• [PROVIDED INFORMATION]:
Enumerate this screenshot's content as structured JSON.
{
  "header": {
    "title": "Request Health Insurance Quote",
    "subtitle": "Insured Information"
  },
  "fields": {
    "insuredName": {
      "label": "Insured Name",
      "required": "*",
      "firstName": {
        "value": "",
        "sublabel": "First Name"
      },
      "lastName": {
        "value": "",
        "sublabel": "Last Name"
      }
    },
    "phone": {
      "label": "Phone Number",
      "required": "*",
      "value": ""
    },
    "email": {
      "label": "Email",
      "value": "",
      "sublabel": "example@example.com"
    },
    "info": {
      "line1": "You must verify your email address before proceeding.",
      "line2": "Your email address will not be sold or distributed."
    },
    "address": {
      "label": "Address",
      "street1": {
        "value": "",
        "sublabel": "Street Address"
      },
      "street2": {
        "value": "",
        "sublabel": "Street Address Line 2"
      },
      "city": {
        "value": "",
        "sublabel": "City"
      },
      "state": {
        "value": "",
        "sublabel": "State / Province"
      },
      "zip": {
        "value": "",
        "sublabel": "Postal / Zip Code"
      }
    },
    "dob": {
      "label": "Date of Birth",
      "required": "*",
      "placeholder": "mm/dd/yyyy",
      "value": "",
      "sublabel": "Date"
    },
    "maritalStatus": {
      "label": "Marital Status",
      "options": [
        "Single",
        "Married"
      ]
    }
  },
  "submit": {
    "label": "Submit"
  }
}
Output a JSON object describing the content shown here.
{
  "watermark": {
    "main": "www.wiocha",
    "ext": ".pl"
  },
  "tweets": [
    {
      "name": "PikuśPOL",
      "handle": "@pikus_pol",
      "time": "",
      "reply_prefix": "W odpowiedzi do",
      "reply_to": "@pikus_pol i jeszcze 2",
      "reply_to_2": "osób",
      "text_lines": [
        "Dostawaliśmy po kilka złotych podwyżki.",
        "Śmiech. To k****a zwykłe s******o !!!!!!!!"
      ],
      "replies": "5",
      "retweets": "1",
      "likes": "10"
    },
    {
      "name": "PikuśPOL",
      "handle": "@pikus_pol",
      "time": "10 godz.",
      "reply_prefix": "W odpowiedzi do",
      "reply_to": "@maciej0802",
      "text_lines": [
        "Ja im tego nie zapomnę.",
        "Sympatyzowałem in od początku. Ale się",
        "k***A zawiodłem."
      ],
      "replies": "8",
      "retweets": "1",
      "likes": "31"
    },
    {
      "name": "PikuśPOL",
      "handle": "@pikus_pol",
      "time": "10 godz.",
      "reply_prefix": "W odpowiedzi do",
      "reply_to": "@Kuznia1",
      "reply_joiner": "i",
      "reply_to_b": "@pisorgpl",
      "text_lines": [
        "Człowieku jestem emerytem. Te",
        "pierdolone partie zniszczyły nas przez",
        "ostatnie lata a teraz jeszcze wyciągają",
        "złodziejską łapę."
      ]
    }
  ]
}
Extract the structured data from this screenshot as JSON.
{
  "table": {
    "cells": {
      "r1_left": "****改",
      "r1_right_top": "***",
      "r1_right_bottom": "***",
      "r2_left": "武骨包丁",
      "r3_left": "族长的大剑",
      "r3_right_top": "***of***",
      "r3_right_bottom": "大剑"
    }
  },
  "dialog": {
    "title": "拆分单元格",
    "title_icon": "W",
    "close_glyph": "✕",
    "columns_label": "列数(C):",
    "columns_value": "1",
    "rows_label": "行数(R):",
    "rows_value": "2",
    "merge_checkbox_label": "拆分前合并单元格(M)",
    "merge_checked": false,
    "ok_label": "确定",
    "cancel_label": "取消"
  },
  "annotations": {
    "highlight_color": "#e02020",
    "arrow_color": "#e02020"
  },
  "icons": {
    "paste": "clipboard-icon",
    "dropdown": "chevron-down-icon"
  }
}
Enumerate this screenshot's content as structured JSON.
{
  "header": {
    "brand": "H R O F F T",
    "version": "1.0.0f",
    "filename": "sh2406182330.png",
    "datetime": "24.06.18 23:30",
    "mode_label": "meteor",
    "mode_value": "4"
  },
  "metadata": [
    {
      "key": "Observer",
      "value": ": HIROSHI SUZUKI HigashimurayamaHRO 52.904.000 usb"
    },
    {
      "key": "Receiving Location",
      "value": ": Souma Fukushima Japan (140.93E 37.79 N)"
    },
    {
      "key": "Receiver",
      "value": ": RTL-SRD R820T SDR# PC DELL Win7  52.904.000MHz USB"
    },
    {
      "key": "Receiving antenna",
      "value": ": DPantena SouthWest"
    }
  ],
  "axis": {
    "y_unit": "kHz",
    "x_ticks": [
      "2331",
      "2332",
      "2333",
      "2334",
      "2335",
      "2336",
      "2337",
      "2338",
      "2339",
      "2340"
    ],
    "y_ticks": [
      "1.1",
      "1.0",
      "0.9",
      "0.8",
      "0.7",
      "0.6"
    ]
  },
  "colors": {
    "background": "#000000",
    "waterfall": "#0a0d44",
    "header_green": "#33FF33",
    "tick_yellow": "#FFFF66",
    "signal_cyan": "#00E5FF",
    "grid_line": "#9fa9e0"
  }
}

• [INSTRUCTIONS FOR THE TASK]:
Only the number is wanted: how many lines in the data include the string "JSON"?

• [CORRECT OUTPUT]:
4